Transcribe the listing exactly, leaving out every picture.

==== Extracted records

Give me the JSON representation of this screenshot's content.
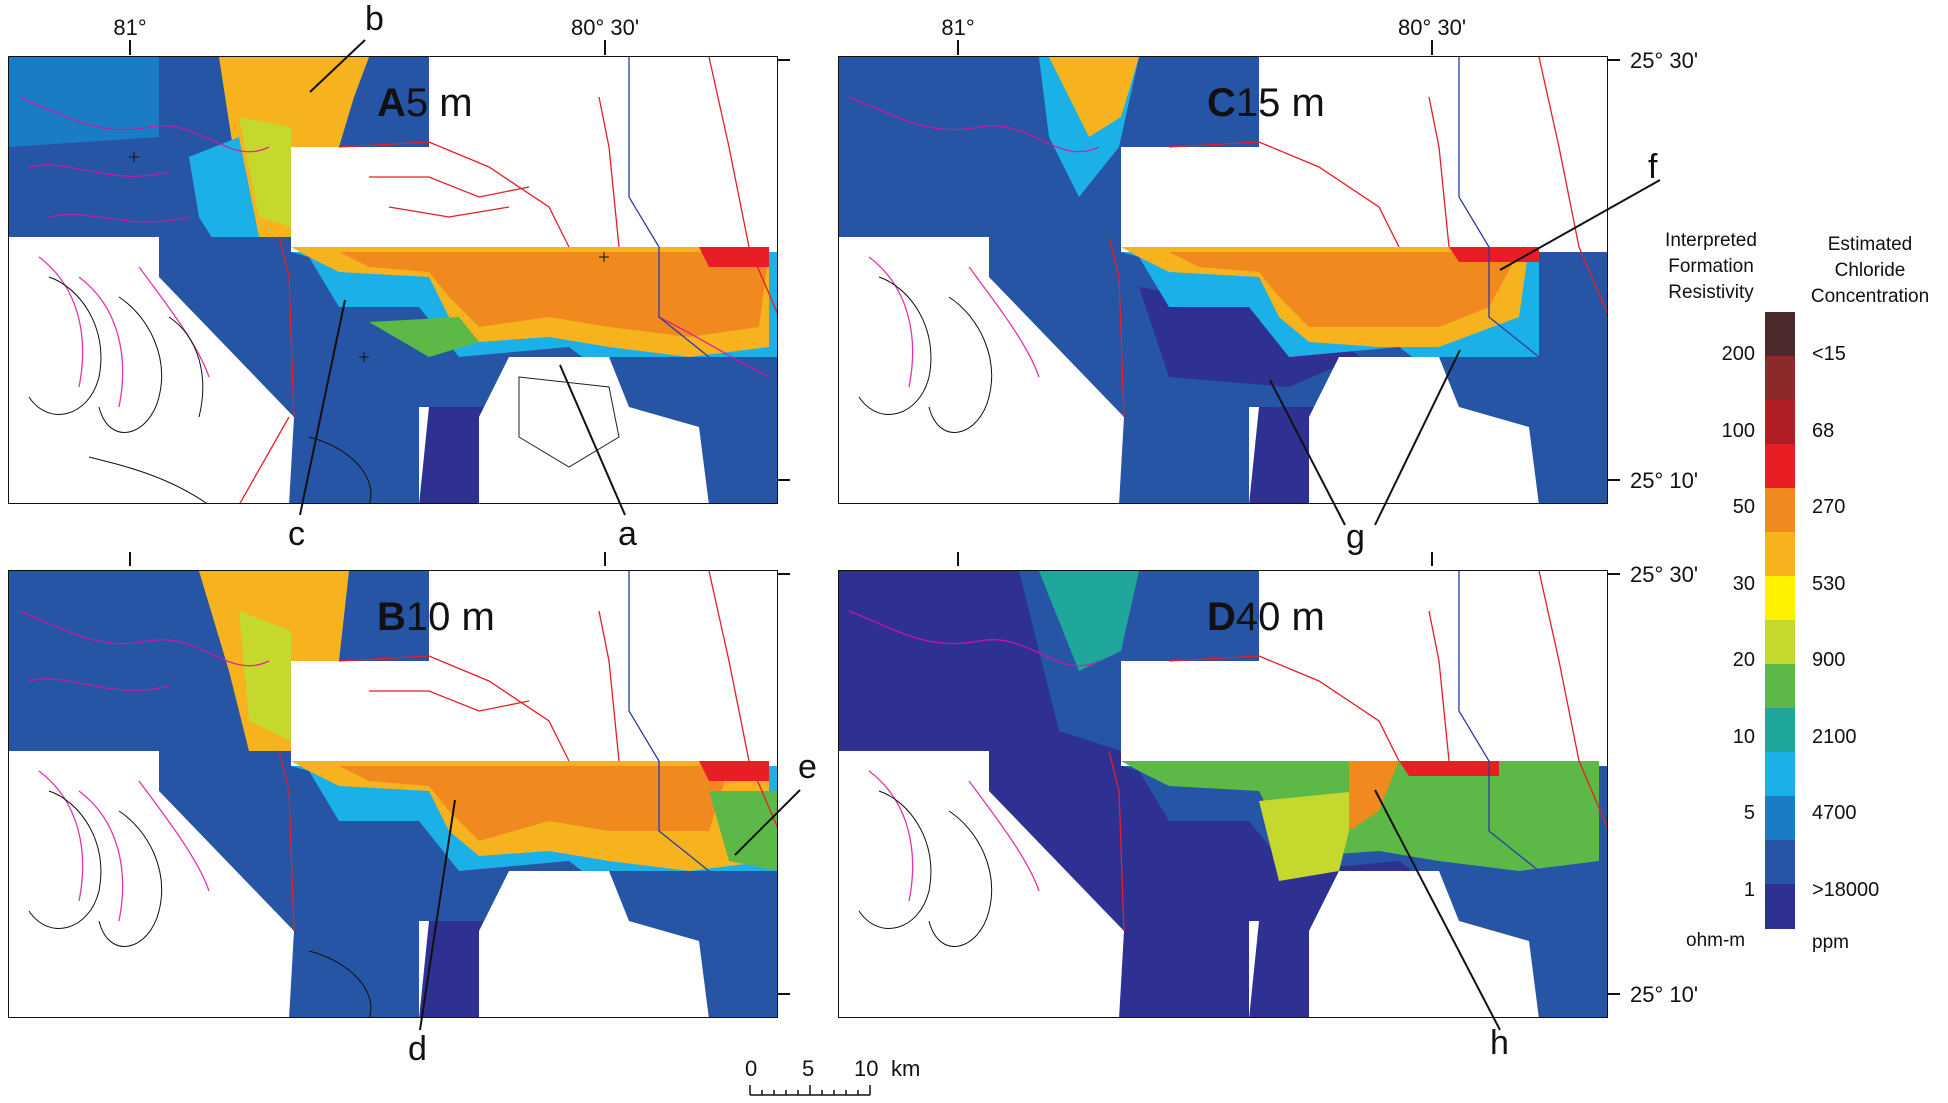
{
  "longitude_ticks": [
    "81°",
    "80° 30'"
  ],
  "latitude_ticks": [
    "25° 30'",
    "25° 10'"
  ],
  "panels": [
    {
      "letter": "A",
      "depth": "5 m"
    },
    {
      "letter": "B",
      "depth": "10 m"
    },
    {
      "letter": "C",
      "depth": "15 m"
    },
    {
      "letter": "D",
      "depth": "40 m"
    }
  ],
  "callouts": [
    "a",
    "b",
    "c",
    "d",
    "e",
    "f",
    "g",
    "h"
  ],
  "legend": {
    "title_left": [
      "Interpreted",
      "Formation",
      "Resistivity"
    ],
    "title_right": [
      "Estimated",
      "Chloride",
      "Concentration"
    ],
    "resistivity": [
      "200",
      "100",
      "50",
      "30",
      "20",
      "10",
      "5",
      "1"
    ],
    "chloride": [
      "<15",
      "68",
      "270",
      "530",
      "900",
      "2100",
      "4700",
      ">18000"
    ],
    "unit_left": "ohm-m",
    "unit_right": "ppm",
    "colors": [
      "#4a2a2a",
      "#8a2a2a",
      "#b01e24",
      "#e81e24",
      "#f08a1e",
      "#f6b31e",
      "#fff200",
      "#c4d82e",
      "#5cb847",
      "#1fa79c",
      "#1cb0e8",
      "#1b7cc6",
      "#2755a6",
      "#2e3192"
    ]
  },
  "scale_bar": {
    "labels": [
      "0",
      "5",
      "10"
    ],
    "unit": "km"
  }
}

========

▸ Correct result:
Give me the JSON representation of this screenshot's content.
{
  "longitude_ticks": [
    "81°",
    "80° 30'"
  ],
  "latitude_ticks": [
    "25° 30'",
    "25° 10'"
  ],
  "panels": [
    {
      "letter": "A",
      "depth": "5 m"
    },
    {
      "letter": "B",
      "depth": "10 m"
    },
    {
      "letter": "C",
      "depth": "15 m"
    },
    {
      "letter": "D",
      "depth": "40 m"
    }
  ],
  "callouts": [
    "a",
    "b",
    "c",
    "d",
    "e",
    "f",
    "g",
    "h"
  ],
  "legend": {
    "title_left": [
      "Interpreted",
      "Formation",
      "Resistivity"
    ],
    "title_right": [
      "Estimated",
      "Chloride",
      "Concentration"
    ],
    "resistivity": [
      "200",
      "100",
      "50",
      "30",
      "20",
      "10",
      "5",
      "1"
    ],
    "chloride": [
      "<15",
      "68",
      "270",
      "530",
      "900",
      "2100",
      "4700",
      ">18000"
    ],
    "unit_left": "ohm-m",
    "unit_right": "ppm",
    "colors": [
      "#4a2a2a",
      "#8a2a2a",
      "#b01e24",
      "#e81e24",
      "#f08a1e",
      "#f6b31e",
      "#fff200",
      "#c4d82e",
      "#5cb847",
      "#1fa79c",
      "#1cb0e8",
      "#1b7cc6",
      "#2755a6",
      "#2e3192"
    ]
  },
  "scale_bar": {
    "labels": [
      "0",
      "5",
      "10"
    ],
    "unit": "km"
  }
}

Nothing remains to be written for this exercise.